Start of THE RECORDS

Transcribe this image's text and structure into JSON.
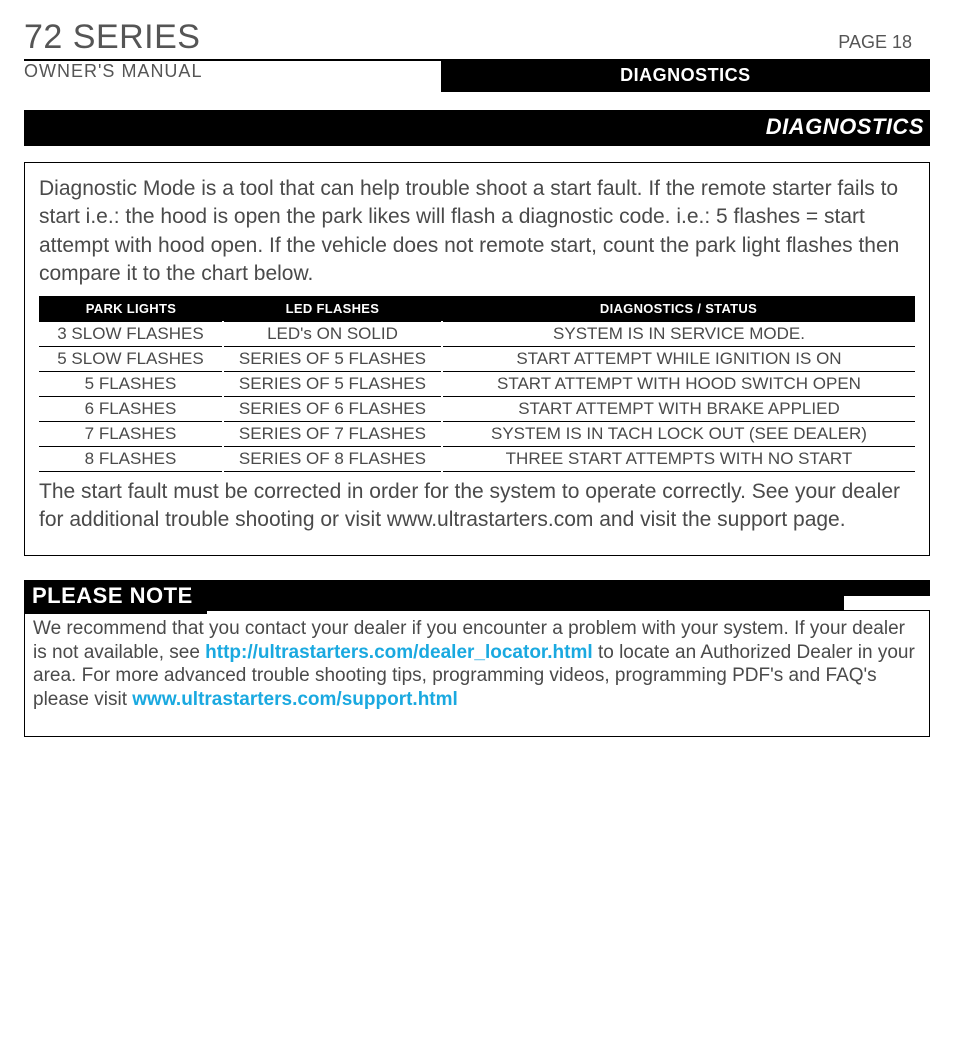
{
  "header": {
    "title": "72 SERIES",
    "page": "PAGE 18",
    "subtitle": "OWNER'S  MANUAL",
    "tab": "DIAGNOSTICS"
  },
  "section_title": "DIAGNOSTICS",
  "intro": "Diagnostic Mode is a tool that can help trouble shoot a start fault. If the remote starter fails to start i.e.: the hood is open the park likes will flash a diagnostic code. i.e.: 5 flashes = start attempt with hood open. If the vehicle does not remote start, count the park light flashes then compare it to the chart below.",
  "table": {
    "headers": [
      "PARK LIGHTS",
      "LED FLASHES",
      "DIAGNOSTICS / STATUS"
    ],
    "rows": [
      [
        "3 SLOW FLASHES",
        "LED's ON SOLID",
        "SYSTEM IS IN SERVICE MODE."
      ],
      [
        "5 SLOW FLASHES",
        "SERIES OF 5 FLASHES",
        "START ATTEMPT WHILE IGNITION IS ON"
      ],
      [
        "5 FLASHES",
        "SERIES OF 5 FLASHES",
        "START ATTEMPT WITH HOOD SWITCH OPEN"
      ],
      [
        "6 FLASHES",
        "SERIES OF 6 FLASHES",
        "START ATTEMPT WITH BRAKE APPLIED"
      ],
      [
        "7 FLASHES",
        "SERIES OF 7 FLASHES",
        "SYSTEM IS IN TACH LOCK OUT (SEE DEALER)"
      ],
      [
        "8 FLASHES",
        "SERIES OF 8 FLASHES",
        "THREE START ATTEMPTS WITH NO START"
      ]
    ]
  },
  "outro": "The start fault must be corrected in order for the system to operate correctly. See your dealer for additional trouble shooting or visit www.ultrastarters.com and visit the support page.",
  "note": {
    "heading": "PLEASE NOTE",
    "pre1": "We recommend that you contact your dealer if you encounter a problem with your system. If your dealer is not available, see ",
    "link1": "http://ultrastarters.com/dealer_locator.html",
    "mid": " to locate an Authorized Dealer in your area. For more advanced trouble shooting tips, programming videos, programming PDF's and FAQ's please  visit ",
    "link2": "www.ultrastarters.com/support.html"
  },
  "colors": {
    "text": "#4a4a4a",
    "bar_bg": "#000000",
    "bar_fg": "#ffffff",
    "link": "#1aa9e0",
    "page_bg": "#ffffff"
  },
  "fonts": {
    "title_size_pt": 26,
    "body_size_pt": 16,
    "table_header_pt": 10,
    "table_cell_pt": 13
  }
}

End of THE RECORDS

All the records above need to be given again word for word. Skip the pictures.

Transcribe this image's text and structure into JSON.
{
  "header": {
    "title": "72 SERIES",
    "page": "PAGE 18",
    "subtitle": "OWNER'S  MANUAL",
    "tab": "DIAGNOSTICS"
  },
  "section_title": "DIAGNOSTICS",
  "intro": "Diagnostic Mode is a tool that can help trouble shoot a start fault. If the remote starter fails to start i.e.: the hood is open the park likes will flash a diagnostic code. i.e.: 5 flashes = start attempt with hood open. If the vehicle does not remote start, count the park light flashes then compare it to the chart below.",
  "table": {
    "headers": [
      "PARK LIGHTS",
      "LED FLASHES",
      "DIAGNOSTICS / STATUS"
    ],
    "rows": [
      [
        "3 SLOW FLASHES",
        "LED's ON SOLID",
        "SYSTEM IS IN SERVICE MODE."
      ],
      [
        "5 SLOW FLASHES",
        "SERIES OF 5 FLASHES",
        "START ATTEMPT WHILE IGNITION IS ON"
      ],
      [
        "5 FLASHES",
        "SERIES OF 5 FLASHES",
        "START ATTEMPT WITH HOOD SWITCH OPEN"
      ],
      [
        "6 FLASHES",
        "SERIES OF 6 FLASHES",
        "START ATTEMPT WITH BRAKE APPLIED"
      ],
      [
        "7 FLASHES",
        "SERIES OF 7 FLASHES",
        "SYSTEM IS IN TACH LOCK OUT (SEE DEALER)"
      ],
      [
        "8 FLASHES",
        "SERIES OF 8 FLASHES",
        "THREE START ATTEMPTS WITH NO START"
      ]
    ]
  },
  "outro": "The start fault must be corrected in order for the system to operate correctly. See your dealer for additional trouble shooting or visit www.ultrastarters.com and visit the support page.",
  "note": {
    "heading": "PLEASE NOTE",
    "pre1": "We recommend that you contact your dealer if you encounter a problem with your system. If your dealer is not available, see ",
    "link1": "http://ultrastarters.com/dealer_locator.html",
    "mid": " to locate an Authorized Dealer in your area. For more advanced trouble shooting tips, programming videos, programming PDF's and FAQ's please  visit ",
    "link2": "www.ultrastarters.com/support.html"
  },
  "colors": {
    "text": "#4a4a4a",
    "bar_bg": "#000000",
    "bar_fg": "#ffffff",
    "link": "#1aa9e0",
    "page_bg": "#ffffff"
  },
  "fonts": {
    "title_size_pt": 26,
    "body_size_pt": 16,
    "table_header_pt": 10,
    "table_cell_pt": 13
  }
}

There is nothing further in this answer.